### PROBLEM A
Transcribe the SQL Server import post, everything from "I have a series" down to "of the transformation.".
### PROBLEM B
In the SQL Server import post, which code page does the resulting CSV file use?

### DOCUMENT SEGMENT
┏━━
I have a series of CSV files that I need to import daily into a SQL server database. I am having a particular issue with a field: LoanNumber. LoanNumber can be either a very long number or text, my issue is the data needs to eventually get into a varchar field and depending on how I try to move it through SSIS, either the text gets Nulled or some of the numbers end up as text in scientific notation.
The origin of these files are CSV files I download. The resulting file is a CSV that uses Code Page 65001 (UTF-8) where some LoanNumber's are text, some numeric and some in scientific notation, the Text is Qualified by "" and comma delimiter is a ','. My goal is to get this field into a SQL Server table as a varchar, which requires Code Page 1252 as part of the transformation.
┗━━
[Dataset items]
┏━━
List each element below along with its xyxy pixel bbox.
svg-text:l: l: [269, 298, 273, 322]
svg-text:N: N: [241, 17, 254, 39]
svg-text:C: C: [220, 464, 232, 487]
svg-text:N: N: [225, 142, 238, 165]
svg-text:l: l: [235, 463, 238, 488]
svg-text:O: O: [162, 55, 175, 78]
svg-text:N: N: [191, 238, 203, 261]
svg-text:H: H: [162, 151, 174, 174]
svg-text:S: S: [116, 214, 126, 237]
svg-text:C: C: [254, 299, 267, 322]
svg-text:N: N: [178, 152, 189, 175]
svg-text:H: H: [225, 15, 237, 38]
┗━━
### PROBLEM SOLUTION A
I have a series of CSV files that I need to import daily into a SQL server database. I am having a particular issue with a field: LoanNumber. LoanNumber can be either a very long number or text, my issue is the data needs to eventually get into a varchar field and depending on how I try to move it through SSIS, either the text gets Nulled or some of the numbers end up as text in scientific notation.
The origin of these files are CSV files I download. The resulting file is a CSV that uses Code Page 65001 (UTF-8) where some LoanNumber's are text, some numeric and some in scientific notation, the Text is Qualified by "" and comma delimiter is a ','. My goal is to get this field into a SQL Server table as a varchar, which requires Code Page 1252 as part of the transformation.

### PROBLEM SOLUTION B
Code Page 65001 (UTF-8).